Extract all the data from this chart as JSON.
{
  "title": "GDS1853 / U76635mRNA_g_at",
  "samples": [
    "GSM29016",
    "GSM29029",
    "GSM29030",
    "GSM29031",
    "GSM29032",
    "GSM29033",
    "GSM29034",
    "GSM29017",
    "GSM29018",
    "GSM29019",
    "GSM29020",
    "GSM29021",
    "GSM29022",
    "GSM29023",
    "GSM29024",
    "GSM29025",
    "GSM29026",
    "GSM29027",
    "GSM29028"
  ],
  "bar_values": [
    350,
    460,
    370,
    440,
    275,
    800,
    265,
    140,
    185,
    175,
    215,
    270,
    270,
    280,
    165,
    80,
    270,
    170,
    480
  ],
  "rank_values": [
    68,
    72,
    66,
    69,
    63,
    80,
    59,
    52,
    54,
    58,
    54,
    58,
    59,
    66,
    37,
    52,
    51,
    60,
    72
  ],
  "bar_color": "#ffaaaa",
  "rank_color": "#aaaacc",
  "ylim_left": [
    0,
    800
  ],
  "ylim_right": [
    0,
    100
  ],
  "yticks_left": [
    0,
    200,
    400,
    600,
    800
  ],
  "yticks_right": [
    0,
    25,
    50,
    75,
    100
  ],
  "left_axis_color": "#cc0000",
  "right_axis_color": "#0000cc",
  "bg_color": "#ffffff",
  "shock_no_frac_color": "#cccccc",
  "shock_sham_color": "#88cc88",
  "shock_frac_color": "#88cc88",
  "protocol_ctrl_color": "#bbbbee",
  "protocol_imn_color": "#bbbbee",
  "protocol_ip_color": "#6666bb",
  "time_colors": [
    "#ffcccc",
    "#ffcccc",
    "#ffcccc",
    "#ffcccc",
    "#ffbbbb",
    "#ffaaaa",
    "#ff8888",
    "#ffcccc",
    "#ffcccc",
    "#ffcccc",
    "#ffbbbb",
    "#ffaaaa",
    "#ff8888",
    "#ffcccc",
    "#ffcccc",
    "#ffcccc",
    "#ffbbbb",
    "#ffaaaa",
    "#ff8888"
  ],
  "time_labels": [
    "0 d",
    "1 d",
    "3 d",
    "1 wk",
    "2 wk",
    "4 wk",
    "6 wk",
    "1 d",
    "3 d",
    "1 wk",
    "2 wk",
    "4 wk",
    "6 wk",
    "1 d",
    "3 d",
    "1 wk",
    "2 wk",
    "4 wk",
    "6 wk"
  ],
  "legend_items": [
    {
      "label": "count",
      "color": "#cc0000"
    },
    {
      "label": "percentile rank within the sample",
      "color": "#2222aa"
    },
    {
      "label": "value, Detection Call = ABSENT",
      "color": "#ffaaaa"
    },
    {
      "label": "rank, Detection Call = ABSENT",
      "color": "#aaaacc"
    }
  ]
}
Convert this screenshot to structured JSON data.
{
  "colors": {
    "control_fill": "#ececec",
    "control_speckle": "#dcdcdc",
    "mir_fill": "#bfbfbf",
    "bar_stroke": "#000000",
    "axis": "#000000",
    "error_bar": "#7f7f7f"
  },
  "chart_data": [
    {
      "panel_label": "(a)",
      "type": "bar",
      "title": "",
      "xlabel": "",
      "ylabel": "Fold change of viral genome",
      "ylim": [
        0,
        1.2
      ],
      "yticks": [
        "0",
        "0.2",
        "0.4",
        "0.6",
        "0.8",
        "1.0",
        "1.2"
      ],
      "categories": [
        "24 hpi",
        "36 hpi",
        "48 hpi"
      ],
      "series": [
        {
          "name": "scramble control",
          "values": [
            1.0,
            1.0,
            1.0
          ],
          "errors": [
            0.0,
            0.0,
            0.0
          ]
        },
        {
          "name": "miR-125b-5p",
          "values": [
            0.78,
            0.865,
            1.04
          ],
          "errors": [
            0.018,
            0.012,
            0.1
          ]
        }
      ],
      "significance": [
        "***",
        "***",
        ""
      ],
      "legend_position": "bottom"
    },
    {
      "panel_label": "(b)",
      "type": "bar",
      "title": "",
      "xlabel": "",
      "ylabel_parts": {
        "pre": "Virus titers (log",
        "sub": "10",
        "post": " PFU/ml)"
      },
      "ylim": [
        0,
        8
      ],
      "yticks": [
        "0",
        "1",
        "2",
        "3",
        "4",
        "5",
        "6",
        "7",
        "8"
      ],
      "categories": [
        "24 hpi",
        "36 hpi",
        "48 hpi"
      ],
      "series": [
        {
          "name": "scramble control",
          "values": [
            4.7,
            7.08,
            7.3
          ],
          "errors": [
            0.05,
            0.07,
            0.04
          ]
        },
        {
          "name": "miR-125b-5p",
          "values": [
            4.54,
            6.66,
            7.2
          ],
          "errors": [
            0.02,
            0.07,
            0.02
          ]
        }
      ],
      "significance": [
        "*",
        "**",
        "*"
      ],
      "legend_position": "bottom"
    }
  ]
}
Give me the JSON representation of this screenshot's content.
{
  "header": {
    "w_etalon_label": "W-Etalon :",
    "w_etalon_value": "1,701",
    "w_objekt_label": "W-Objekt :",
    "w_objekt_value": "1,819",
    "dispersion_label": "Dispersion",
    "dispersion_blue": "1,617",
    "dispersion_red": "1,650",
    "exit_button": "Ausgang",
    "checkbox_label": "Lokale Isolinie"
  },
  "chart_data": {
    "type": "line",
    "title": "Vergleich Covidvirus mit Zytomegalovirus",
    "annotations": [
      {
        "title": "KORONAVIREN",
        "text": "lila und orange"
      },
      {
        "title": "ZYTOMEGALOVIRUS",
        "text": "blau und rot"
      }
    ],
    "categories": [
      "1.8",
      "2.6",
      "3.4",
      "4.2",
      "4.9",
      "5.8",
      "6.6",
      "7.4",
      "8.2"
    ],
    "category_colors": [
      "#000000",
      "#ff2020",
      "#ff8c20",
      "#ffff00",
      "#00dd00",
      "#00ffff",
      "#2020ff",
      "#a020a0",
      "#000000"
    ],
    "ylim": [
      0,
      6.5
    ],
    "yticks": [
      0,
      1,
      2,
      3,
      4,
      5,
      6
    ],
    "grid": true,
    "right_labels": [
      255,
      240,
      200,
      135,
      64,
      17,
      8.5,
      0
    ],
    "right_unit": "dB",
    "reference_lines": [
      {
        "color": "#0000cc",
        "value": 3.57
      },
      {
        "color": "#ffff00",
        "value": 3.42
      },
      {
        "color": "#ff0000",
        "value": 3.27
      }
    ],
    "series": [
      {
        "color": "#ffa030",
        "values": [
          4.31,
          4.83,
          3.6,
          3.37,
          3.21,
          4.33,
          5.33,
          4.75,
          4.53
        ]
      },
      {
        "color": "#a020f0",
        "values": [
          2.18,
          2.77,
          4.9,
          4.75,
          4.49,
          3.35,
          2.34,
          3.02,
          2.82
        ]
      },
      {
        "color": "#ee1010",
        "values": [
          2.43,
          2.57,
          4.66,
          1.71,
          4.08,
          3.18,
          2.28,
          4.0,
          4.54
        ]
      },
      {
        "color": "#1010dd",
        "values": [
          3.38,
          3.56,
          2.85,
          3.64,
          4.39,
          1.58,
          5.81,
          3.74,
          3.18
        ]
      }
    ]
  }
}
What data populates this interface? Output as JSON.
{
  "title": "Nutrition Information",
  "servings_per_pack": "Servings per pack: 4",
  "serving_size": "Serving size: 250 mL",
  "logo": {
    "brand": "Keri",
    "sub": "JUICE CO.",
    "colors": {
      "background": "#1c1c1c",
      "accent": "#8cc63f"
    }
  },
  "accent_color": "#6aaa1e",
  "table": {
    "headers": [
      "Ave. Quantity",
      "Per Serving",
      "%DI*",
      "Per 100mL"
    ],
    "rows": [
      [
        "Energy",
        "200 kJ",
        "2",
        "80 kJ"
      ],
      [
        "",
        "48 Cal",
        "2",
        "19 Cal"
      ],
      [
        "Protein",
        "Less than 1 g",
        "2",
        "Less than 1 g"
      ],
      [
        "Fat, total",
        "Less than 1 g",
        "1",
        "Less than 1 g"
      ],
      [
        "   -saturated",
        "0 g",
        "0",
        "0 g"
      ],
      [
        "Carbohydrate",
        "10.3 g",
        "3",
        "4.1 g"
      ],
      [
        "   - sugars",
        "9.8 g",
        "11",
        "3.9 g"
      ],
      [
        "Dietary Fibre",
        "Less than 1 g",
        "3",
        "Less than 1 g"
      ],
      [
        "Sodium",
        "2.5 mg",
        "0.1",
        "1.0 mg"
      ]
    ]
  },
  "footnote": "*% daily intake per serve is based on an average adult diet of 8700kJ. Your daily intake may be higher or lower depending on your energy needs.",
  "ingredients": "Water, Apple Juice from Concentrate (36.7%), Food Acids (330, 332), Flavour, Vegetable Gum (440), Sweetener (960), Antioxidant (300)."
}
******************************
§ **GOAL OF THE EXERCISE**
In these entries, please give the number of lines holding the string "title" and nothing more.

§ **EXERCISE ANSWER**
7